▸ **What you need to do**:
[a] Name every person mentioned in the text on White Flower Arbor.
[b] Please explain, using the text on White Flower Arbor, how the Open Air Stage allows three different stage configurations.
[c] Reproduce a passage from the text on White Flower Arbor, substituting "employees" for "staff". Begin at the words "Tadao Yoshida, the" and stop after "develop Maezawa Garden.".

▸ **Selection**:
White Flower Arbor and Open Air Stage

White Flower Arbor and Open Air Stage
KITAJIMA Toshiharu/ Archi Photo

White Flower Arbor and Open Air Stage, Maezawa Garden

Tadao Yoshida, the founder of YKK, wanted to create a place in Kurobe that could be used both by his staff as well as those living in the area. To realize his ambitions, he chose this site along the Otani River. Later, Tadahiro Yoshida succeeded his will and continued to develop Maezawa Garden.

 

First, the world-renowned architect MAKI Fumihiko, a Pritzker Architecture Prize laureate, was commissioned to design the guest house. Then, the English-style garden, comprised mainly of the Maezawa Garden House and lawn, was completed in 1982. Afterwards, the Open Air Stage was created on the south end by architect OHNO Hidetoshi in 1989. Its semicircular, stepped seating is laid with timber railroad ties. Facing it across from a circular mound is a gently sloping lawn. Both mound and lawn can be used as the stage, allowing for three different stage configurations. During the Theater Olympics, the sloping lawn was used as the stage, leading to a unique performance that made use of the singular stage depth.

 

This theater was selected as a venue for an international drama festival called the “Theater Olympics 2019,” which was held in Toga and Kurobe in Japan as well as Saint Petersburg in Russia. APL design workshop was appointed as the architectural office facilitating this international event.

 

White Flower Arbor functions as a foyer for the theater, whose roof is supported by 17 living trees (oaks and cedars) and steel pillars* . Louis Khan once said that “schools probably began with a man under a tree, and around him the listeners to the words of his mind.” A tree can create a place for meeting anywhere in the world. The wildness of a tree may also endow a place with spirit. Those who spend some time in White Flower Arbor will thus experience the true sense of “living together with nature” as passed down from ancient times and their expressions will soften.

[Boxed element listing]

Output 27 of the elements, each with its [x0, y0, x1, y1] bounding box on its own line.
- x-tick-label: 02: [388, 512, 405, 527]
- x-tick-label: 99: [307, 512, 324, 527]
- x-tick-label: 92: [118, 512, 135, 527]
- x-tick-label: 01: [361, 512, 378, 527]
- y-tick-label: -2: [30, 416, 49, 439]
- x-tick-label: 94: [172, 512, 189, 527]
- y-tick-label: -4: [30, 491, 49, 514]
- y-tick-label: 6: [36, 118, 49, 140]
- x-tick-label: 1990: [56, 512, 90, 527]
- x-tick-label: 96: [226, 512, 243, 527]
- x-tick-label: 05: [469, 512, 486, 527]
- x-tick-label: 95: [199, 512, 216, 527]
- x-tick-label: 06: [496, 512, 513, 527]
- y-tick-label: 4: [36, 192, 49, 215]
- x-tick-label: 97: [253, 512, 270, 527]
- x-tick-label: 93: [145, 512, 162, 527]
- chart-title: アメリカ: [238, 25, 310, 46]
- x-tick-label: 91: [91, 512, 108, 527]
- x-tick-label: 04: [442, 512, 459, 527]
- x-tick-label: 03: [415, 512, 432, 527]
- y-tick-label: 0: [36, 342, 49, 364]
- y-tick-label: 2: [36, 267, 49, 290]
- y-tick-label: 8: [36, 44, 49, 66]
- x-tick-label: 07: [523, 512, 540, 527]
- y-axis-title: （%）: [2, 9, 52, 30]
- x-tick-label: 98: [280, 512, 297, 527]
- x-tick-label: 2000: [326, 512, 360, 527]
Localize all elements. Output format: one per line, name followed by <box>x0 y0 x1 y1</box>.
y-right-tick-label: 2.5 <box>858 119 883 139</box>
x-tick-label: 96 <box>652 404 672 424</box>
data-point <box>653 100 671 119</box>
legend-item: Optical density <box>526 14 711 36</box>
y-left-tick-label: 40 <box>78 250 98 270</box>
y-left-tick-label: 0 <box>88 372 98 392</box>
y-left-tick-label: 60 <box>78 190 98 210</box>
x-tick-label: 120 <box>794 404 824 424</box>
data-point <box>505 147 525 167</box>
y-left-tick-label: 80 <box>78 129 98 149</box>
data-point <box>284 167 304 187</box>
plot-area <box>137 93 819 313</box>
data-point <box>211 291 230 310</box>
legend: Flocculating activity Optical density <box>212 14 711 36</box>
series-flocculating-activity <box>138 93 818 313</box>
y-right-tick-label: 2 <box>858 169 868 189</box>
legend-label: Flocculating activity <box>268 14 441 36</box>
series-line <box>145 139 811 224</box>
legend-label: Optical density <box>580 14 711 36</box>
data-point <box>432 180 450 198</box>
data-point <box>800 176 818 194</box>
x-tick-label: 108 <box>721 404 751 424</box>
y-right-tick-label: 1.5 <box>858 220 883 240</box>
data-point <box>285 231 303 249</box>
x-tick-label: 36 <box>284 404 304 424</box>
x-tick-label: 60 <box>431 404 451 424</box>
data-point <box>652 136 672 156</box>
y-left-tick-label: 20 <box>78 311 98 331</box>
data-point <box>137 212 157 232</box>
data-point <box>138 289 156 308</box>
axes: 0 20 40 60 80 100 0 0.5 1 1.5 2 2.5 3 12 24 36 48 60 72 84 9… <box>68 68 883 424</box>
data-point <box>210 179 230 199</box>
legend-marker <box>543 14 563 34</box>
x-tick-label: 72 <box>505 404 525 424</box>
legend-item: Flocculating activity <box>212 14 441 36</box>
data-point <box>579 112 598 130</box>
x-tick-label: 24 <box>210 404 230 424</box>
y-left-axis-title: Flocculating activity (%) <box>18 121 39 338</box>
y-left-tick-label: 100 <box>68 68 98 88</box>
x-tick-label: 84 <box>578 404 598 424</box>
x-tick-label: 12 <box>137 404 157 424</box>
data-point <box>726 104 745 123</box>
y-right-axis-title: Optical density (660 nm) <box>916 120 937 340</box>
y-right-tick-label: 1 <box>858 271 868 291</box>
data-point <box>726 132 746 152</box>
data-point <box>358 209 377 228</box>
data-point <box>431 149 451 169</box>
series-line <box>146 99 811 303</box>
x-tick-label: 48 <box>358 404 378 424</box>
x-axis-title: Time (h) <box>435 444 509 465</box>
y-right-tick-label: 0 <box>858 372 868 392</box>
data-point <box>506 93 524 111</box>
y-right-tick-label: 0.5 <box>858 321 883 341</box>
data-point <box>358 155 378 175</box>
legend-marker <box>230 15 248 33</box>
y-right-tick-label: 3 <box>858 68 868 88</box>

▸ **Responses for each task**:
[a] KITAJIMA Toshiharu, Tadao Yoshida, Tadahiro Yoshida, MAKI Fumihiko, OHNO Hidetoshi, Louis Khan

[b] Both the circular mound and the gently sloping lawn that faces it can be used as the stage. This gives the Open Air Stage three different stage configurations.

[c]
Tadao Yoshida, the founder of YKK, wanted to create a place in Kurobe that could be used both by his employees as well as those living in the area. To realize his ambitions, he chose this site along the Otani River. Later, Tadahiro Yoshida succeeded his will and continued to develop Maezawa Garden.